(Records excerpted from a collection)

* * * * * * * * *

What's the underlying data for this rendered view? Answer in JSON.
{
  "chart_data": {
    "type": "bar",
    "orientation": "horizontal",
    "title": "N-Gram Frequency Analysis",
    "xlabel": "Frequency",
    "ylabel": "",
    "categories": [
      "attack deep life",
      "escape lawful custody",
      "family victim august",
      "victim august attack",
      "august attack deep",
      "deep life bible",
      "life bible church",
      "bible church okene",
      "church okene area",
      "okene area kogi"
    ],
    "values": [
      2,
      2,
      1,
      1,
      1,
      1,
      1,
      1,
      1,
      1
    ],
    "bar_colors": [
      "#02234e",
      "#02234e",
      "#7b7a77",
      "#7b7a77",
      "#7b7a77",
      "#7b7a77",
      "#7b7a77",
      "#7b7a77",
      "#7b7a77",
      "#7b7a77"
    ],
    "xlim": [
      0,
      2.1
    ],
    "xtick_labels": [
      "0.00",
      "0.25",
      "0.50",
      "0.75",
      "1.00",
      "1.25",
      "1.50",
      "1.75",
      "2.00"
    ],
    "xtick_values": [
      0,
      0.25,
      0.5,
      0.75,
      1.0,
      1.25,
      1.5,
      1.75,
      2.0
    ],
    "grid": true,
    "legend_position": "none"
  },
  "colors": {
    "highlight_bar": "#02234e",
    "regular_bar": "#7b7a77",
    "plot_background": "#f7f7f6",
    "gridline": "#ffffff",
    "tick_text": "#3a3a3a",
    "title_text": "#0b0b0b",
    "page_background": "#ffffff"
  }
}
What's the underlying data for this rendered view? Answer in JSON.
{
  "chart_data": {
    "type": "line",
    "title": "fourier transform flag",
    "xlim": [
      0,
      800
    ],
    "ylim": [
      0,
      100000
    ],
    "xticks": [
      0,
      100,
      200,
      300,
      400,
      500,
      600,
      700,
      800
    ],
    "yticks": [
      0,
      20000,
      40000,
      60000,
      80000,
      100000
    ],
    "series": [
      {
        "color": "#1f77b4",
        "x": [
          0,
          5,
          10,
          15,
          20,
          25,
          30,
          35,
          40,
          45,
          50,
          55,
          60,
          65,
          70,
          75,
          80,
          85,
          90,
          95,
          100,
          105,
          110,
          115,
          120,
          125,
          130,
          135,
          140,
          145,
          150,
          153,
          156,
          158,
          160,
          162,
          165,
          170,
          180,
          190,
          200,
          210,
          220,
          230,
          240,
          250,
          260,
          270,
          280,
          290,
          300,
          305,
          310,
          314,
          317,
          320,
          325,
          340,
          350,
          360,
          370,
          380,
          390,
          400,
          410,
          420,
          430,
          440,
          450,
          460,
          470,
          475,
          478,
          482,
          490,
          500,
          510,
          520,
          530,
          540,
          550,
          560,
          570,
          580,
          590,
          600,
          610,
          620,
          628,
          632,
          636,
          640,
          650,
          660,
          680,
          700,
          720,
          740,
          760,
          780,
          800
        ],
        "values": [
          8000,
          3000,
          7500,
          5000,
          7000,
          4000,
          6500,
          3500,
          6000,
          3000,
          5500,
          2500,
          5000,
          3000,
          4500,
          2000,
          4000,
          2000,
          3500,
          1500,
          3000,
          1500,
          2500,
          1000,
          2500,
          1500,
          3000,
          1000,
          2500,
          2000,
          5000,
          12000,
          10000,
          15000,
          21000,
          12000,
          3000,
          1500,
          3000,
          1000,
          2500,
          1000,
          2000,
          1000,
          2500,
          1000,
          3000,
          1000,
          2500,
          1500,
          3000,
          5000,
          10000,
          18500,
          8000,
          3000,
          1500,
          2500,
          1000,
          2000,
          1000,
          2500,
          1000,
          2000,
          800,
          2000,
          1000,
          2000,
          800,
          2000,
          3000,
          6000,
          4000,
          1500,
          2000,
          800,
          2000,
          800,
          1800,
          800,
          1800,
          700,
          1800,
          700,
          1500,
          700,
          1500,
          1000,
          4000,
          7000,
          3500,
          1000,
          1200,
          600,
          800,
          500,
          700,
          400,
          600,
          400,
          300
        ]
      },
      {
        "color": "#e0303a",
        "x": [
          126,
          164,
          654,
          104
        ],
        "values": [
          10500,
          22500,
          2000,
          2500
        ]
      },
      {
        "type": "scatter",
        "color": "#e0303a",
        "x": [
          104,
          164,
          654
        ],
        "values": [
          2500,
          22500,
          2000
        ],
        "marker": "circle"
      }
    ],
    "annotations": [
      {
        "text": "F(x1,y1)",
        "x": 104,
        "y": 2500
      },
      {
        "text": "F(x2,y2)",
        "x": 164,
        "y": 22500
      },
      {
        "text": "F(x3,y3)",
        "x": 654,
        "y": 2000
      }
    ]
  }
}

* * * * * * * * *

Written problem: Write out every line from the records above, word for word.

Expected output:
What's the underlying data for this rendered view? Answer in JSON.
{
  "chart_data": {
    "type": "bar",
    "orientation": "horizontal",
    "title": "N-Gram Frequency Analysis",
    "xlabel": "Frequency",
    "ylabel": "",
    "categories": [
      "attack deep life",
      "escape lawful custody",
      "family victim august",
      "victim august attack",
      "august attack deep",
      "deep life bible",
      "life bible church",
      "bible church okene",
      "church okene area",
      "okene area kogi"
    ],
    "values": [
      2,
      2,
      1,
      1,
      1,
      1,
      1,
      1,
      1,
      1
    ],
    "bar_colors": [
      "#02234e",
      "#02234e",
      "#7b7a77",
      "#7b7a77",
      "#7b7a77",
      "#7b7a77",
      "#7b7a77",
      "#7b7a77",
      "#7b7a77",
      "#7b7a77"
    ],
    "xlim": [
      0,
      2.1
    ],
    "xtick_labels": [
      "0.00",
      "0.25",
      "0.50",
      "0.75",
      "1.00",
      "1.25",
      "1.50",
      "1.75",
      "2.00"
    ],
    "xtick_values": [
      0,
      0.25,
      0.5,
      0.75,
      1.0,
      1.25,
      1.5,
      1.75,
      2.0
    ],
    "grid": true,
    "legend_position": "none"
  },
  "colors": {
    "highlight_bar": "#02234e",
    "regular_bar": "#7b7a77",
    "plot_background": "#f7f7f6",
    "gridline": "#ffffff",
    "tick_text": "#3a3a3a",
    "title_text": "#0b0b0b",
    "page_background": "#ffffff"
  }
}
What's the underlying data for this rendered view? Answer in JSON.
{
  "chart_data": {
    "type": "line",
    "title": "fourier transform flag",
    "xlim": [
      0,
      800
    ],
    "ylim": [
      0,
      100000
    ],
    "xticks": [
      0,
      100,
      200,
      300,
      400,
      500,
      600,
      700,
      800
    ],
    "yticks": [
      0,
      20000,
      40000,
      60000,
      80000,
      100000
    ],
    "series": [
      {
        "color": "#1f77b4",
        "x": [
          0,
          5,
          10,
          15,
          20,
          25,
          30,
          35,
          40,
          45,
          50,
          55,
          60,
          65,
          70,
          75,
          80,
          85,
          90,
          95,
          100,
          105,
          110,
          115,
          120,
          125,
          130,
          135,
          140,
          145,
          150,
          153,
          156,
          158,
          160,
          162,
          165,
          170,
          180,
          190,
          200,
          210,
          220,
          230,
          240,
          250,
          260,
          270,
          280,
          290,
          300,
          305,
          310,
          314,
          317,
          320,
          325,
          340,
          350,
          360,
          370,
          380,
          390,
          400,
          410,
          420,
          430,
          440,
          450,
          460,
          470,
          475,
          478,
          482,
          490,
          500,
          510,
          520,
          530,
          540,
          550,
          560,
          570,
          580,
          590,
          600,
          610,
          620,
          628,
          632,
          636,
          640,
          650,
          660,
          680,
          700,
          720,
          740,
          760,
          780,
          800
        ],
        "values": [
          8000,
          3000,
          7500,
          5000,
          7000,
          4000,
          6500,
          3500,
          6000,
          3000,
          5500,
          2500,
          5000,
          3000,
          4500,
          2000,
          4000,
          2000,
          3500,
          1500,
          3000,
          1500,
          2500,
          1000,
          2500,
          1500,
          3000,
          1000,
          2500,
          2000,
          5000,
          12000,
          10000,
          15000,
          21000,
          12000,
          3000,
          1500,
          3000,
          1000,
          2500,
          1000,
          2000,
          1000,
          2500,
          1000,
          3000,
          1000,
          2500,
          1500,
          3000,
          5000,
          10000,
          18500,
          8000,
          3000,
          1500,
          2500,
          1000,
          2000,
          1000,
          2500,
          1000,
          2000,
          800,
          2000,
          1000,
          2000,
          800,
          2000,
          3000,
          6000,
          4000,
          1500,
          2000,
          800,
          2000,
          800,
          1800,
          800,
          1800,
          700,
          1800,
          700,
          1500,
          700,
          1500,
          1000,
          4000,
          7000,
          3500,
          1000,
          1200,
          600,
          800,
          500,
          700,
          400,
          600,
          400,
          300
        ]
      },
      {
        "color": "#e0303a",
        "x": [
          126,
          164,
          654,
          104
        ],
        "values": [
          10500,
          22500,
          2000,
          2500
        ]
      },
      {
        "type": "scatter",
        "color": "#e0303a",
        "x": [
          104,
          164,
          654
        ],
        "values": [
          2500,
          22500,
          2000
        ],
        "marker": "circle"
      }
    ],
    "annotations": [
      {
        "text": "F(x1,y1)",
        "x": 104,
        "y": 2500
      },
      {
        "text": "F(x2,y2)",
        "x": 164,
        "y": 22500
      },
      {
        "text": "F(x3,y3)",
        "x": 654,
        "y": 2000
      }
    ]
  }
}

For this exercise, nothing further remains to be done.